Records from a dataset
☆ ☆ ☆ ☆
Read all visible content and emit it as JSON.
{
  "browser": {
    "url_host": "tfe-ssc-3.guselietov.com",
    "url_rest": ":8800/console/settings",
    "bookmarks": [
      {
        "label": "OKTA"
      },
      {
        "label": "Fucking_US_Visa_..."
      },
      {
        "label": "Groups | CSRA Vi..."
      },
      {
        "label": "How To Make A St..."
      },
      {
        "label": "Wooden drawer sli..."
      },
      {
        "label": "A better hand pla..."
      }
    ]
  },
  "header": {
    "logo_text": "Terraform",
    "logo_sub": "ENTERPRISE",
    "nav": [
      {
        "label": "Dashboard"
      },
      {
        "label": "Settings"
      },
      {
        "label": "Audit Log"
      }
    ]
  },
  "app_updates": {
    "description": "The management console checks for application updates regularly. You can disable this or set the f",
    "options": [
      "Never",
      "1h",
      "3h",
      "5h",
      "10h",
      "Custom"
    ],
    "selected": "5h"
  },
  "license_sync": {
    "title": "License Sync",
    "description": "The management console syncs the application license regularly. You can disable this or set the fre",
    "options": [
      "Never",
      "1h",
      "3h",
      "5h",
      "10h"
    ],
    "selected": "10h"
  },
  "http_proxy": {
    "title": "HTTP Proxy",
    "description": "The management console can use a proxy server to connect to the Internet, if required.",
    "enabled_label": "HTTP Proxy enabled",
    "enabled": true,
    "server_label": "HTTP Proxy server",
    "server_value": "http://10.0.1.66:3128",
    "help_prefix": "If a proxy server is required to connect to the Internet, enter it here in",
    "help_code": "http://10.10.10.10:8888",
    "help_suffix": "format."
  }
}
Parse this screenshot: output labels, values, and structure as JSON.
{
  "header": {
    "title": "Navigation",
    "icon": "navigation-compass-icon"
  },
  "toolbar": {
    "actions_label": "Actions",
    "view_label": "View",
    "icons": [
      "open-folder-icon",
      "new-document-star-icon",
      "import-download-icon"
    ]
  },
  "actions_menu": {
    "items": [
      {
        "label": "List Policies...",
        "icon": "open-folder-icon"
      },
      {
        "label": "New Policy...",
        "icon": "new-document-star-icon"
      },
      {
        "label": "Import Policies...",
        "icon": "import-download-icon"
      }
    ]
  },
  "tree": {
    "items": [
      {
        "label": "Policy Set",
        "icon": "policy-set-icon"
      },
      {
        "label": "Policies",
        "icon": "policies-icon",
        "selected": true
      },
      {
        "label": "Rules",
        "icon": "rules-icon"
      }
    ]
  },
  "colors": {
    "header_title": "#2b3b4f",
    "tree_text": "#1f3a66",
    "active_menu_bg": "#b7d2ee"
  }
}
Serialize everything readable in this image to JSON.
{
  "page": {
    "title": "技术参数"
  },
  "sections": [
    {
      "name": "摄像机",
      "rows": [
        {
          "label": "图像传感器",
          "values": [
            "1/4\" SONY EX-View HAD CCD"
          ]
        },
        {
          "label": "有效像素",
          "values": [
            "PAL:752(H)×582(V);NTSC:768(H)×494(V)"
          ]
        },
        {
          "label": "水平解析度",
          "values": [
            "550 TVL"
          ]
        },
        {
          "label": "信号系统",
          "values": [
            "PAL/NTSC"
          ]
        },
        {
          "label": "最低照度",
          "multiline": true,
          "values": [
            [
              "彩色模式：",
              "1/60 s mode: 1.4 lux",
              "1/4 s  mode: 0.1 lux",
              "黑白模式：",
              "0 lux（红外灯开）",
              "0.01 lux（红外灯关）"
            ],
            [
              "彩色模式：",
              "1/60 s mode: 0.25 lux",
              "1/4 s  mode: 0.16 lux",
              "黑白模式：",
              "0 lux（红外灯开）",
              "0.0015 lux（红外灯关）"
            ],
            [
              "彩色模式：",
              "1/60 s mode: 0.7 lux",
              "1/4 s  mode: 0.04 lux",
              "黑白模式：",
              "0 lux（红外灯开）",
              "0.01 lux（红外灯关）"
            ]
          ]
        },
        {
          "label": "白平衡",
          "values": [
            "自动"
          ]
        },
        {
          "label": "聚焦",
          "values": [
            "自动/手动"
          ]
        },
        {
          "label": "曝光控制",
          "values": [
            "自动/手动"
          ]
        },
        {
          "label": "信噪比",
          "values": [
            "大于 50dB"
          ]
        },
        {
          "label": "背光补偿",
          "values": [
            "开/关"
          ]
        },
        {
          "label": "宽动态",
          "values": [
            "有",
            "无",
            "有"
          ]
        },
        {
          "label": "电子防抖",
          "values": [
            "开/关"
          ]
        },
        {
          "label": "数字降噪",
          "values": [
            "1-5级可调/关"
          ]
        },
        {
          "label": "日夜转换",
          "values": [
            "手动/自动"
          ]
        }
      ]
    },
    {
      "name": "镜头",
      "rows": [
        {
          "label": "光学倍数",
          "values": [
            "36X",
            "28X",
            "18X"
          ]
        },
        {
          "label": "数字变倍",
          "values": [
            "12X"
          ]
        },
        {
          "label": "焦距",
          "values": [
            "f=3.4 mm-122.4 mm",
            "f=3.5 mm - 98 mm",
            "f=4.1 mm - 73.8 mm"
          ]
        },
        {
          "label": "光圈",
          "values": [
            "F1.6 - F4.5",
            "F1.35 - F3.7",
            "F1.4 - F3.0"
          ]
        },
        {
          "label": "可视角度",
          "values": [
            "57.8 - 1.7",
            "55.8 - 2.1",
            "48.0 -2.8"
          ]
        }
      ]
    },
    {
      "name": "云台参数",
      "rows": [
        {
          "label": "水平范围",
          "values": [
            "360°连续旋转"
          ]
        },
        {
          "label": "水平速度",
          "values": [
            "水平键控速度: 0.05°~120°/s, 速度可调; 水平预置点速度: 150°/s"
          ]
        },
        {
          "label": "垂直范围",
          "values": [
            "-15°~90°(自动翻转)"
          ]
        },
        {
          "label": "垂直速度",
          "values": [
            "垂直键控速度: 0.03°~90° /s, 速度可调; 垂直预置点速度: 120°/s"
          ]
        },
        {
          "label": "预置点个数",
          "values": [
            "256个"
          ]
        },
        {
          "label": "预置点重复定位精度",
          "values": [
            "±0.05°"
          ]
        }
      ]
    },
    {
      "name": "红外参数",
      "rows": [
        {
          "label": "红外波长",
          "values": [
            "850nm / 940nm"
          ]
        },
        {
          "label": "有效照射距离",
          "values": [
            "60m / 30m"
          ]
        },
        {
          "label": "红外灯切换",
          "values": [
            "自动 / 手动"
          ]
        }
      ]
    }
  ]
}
☆ ☆ ☆ ☆
■ **Prompt**
The data above must be returned in full, exactly as written.

■ **Response to the task**
Read all visible content and emit it as JSON.
{
  "browser": {
    "url_host": "tfe-ssc-3.guselietov.com",
    "url_rest": ":8800/console/settings",
    "bookmarks": [
      {
        "label": "OKTA"
      },
      {
        "label": "Fucking_US_Visa_..."
      },
      {
        "label": "Groups | CSRA Vi..."
      },
      {
        "label": "How To Make A St..."
      },
      {
        "label": "Wooden drawer sli..."
      },
      {
        "label": "A better hand pla..."
      }
    ]
  },
  "header": {
    "logo_text": "Terraform",
    "logo_sub": "ENTERPRISE",
    "nav": [
      {
        "label": "Dashboard"
      },
      {
        "label": "Settings"
      },
      {
        "label": "Audit Log"
      }
    ]
  },
  "app_updates": {
    "description": "The management console checks for application updates regularly. You can disable this or set the f",
    "options": [
      "Never",
      "1h",
      "3h",
      "5h",
      "10h",
      "Custom"
    ],
    "selected": "5h"
  },
  "license_sync": {
    "title": "License Sync",
    "description": "The management console syncs the application license regularly. You can disable this or set the fre",
    "options": [
      "Never",
      "1h",
      "3h",
      "5h",
      "10h"
    ],
    "selected": "10h"
  },
  "http_proxy": {
    "title": "HTTP Proxy",
    "description": "The management console can use a proxy server to connect to the Internet, if required.",
    "enabled_label": "HTTP Proxy enabled",
    "enabled": true,
    "server_label": "HTTP Proxy server",
    "server_value": "http://10.0.1.66:3128",
    "help_prefix": "If a proxy server is required to connect to the Internet, enter it here in",
    "help_code": "http://10.10.10.10:8888",
    "help_suffix": "format."
  }
}
Parse this screenshot: output labels, values, and structure as JSON.
{
  "header": {
    "title": "Navigation",
    "icon": "navigation-compass-icon"
  },
  "toolbar": {
    "actions_label": "Actions",
    "view_label": "View",
    "icons": [
      "open-folder-icon",
      "new-document-star-icon",
      "import-download-icon"
    ]
  },
  "actions_menu": {
    "items": [
      {
        "label": "List Policies...",
        "icon": "open-folder-icon"
      },
      {
        "label": "New Policy...",
        "icon": "new-document-star-icon"
      },
      {
        "label": "Import Policies...",
        "icon": "import-download-icon"
      }
    ]
  },
  "tree": {
    "items": [
      {
        "label": "Policy Set",
        "icon": "policy-set-icon"
      },
      {
        "label": "Policies",
        "icon": "policies-icon",
        "selected": true
      },
      {
        "label": "Rules",
        "icon": "rules-icon"
      }
    ]
  },
  "colors": {
    "header_title": "#2b3b4f",
    "tree_text": "#1f3a66",
    "active_menu_bg": "#b7d2ee"
  }
}
Serialize everything readable in this image to JSON.
{
  "page": {
    "title": "技术参数"
  },
  "sections": [
    {
      "name": "摄像机",
      "rows": [
        {
          "label": "图像传感器",
          "values": [
            "1/4\" SONY EX-View HAD CCD"
          ]
        },
        {
          "label": "有效像素",
          "values": [
            "PAL:752(H)×582(V);NTSC:768(H)×494(V)"
          ]
        },
        {
          "label": "水平解析度",
          "values": [
            "550 TVL"
          ]
        },
        {
          "label": "信号系统",
          "values": [
            "PAL/NTSC"
          ]
        },
        {
          "label": "最低照度",
          "multiline": true,
          "values": [
            [
              "彩色模式：",
              "1/60 s mode: 1.4 lux",
              "1/4 s  mode: 0.1 lux",
              "黑白模式：",
              "0 lux（红外灯开）",
              "0.01 lux（红外灯关）"
            ],
            [
              "彩色模式：",
              "1/60 s mode: 0.25 lux",
              "1/4 s  mode: 0.16 lux",
              "黑白模式：",
              "0 lux（红外灯开）",
              "0.0015 lux（红外灯关）"
            ],
            [
              "彩色模式：",
              "1/60 s mode: 0.7 lux",
              "1/4 s  mode: 0.04 lux",
              "黑白模式：",
              "0 lux（红外灯开）",
              "0.01 lux（红外灯关）"
            ]
          ]
        },
        {
          "label": "白平衡",
          "values": [
            "自动"
          ]
        },
        {
          "label": "聚焦",
          "values": [
            "自动/手动"
          ]
        },
        {
          "label": "曝光控制",
          "values": [
            "自动/手动"
          ]
        },
        {
          "label": "信噪比",
          "values": [
            "大于 50dB"
          ]
        },
        {
          "label": "背光补偿",
          "values": [
            "开/关"
          ]
        },
        {
          "label": "宽动态",
          "values": [
            "有",
            "无",
            "有"
          ]
        },
        {
          "label": "电子防抖",
          "values": [
            "开/关"
          ]
        },
        {
          "label": "数字降噪",
          "values": [
            "1-5级可调/关"
          ]
        },
        {
          "label": "日夜转换",
          "values": [
            "手动/自动"
          ]
        }
      ]
    },
    {
      "name": "镜头",
      "rows": [
        {
          "label": "光学倍数",
          "values": [
            "36X",
            "28X",
            "18X"
          ]
        },
        {
          "label": "数字变倍",
          "values": [
            "12X"
          ]
        },
        {
          "label": "焦距",
          "values": [
            "f=3.4 mm-122.4 mm",
            "f=3.5 mm - 98 mm",
            "f=4.1 mm - 73.8 mm"
          ]
        },
        {
          "label": "光圈",
          "values": [
            "F1.6 - F4.5",
            "F1.35 - F3.7",
            "F1.4 - F3.0"
          ]
        },
        {
          "label": "可视角度",
          "values": [
            "57.8 - 1.7",
            "55.8 - 2.1",
            "48.0 -2.8"
          ]
        }
      ]
    },
    {
      "name": "云台参数",
      "rows": [
        {
          "label": "水平范围",
          "values": [
            "360°连续旋转"
          ]
        },
        {
          "label": "水平速度",
          "values": [
            "水平键控速度: 0.05°~120°/s, 速度可调; 水平预置点速度: 150°/s"
          ]
        },
        {
          "label": "垂直范围",
          "values": [
            "-15°~90°(自动翻转)"
          ]
        },
        {
          "label": "垂直速度",
          "values": [
            "垂直键控速度: 0.03°~90° /s, 速度可调; 垂直预置点速度: 120°/s"
          ]
        },
        {
          "label": "预置点个数",
          "values": [
            "256个"
          ]
        },
        {
          "label": "预置点重复定位精度",
          "values": [
            "±0.05°"
          ]
        }
      ]
    },
    {
      "name": "红外参数",
      "rows": [
        {
          "label": "红外波长",
          "values": [
            "850nm / 940nm"
          ]
        },
        {
          "label": "有效照射距离",
          "values": [
            "60m / 30m"
          ]
        },
        {
          "label": "红外灯切换",
          "values": [
            "自动 / 手动"
          ]
        }
      ]
    }
  ]
}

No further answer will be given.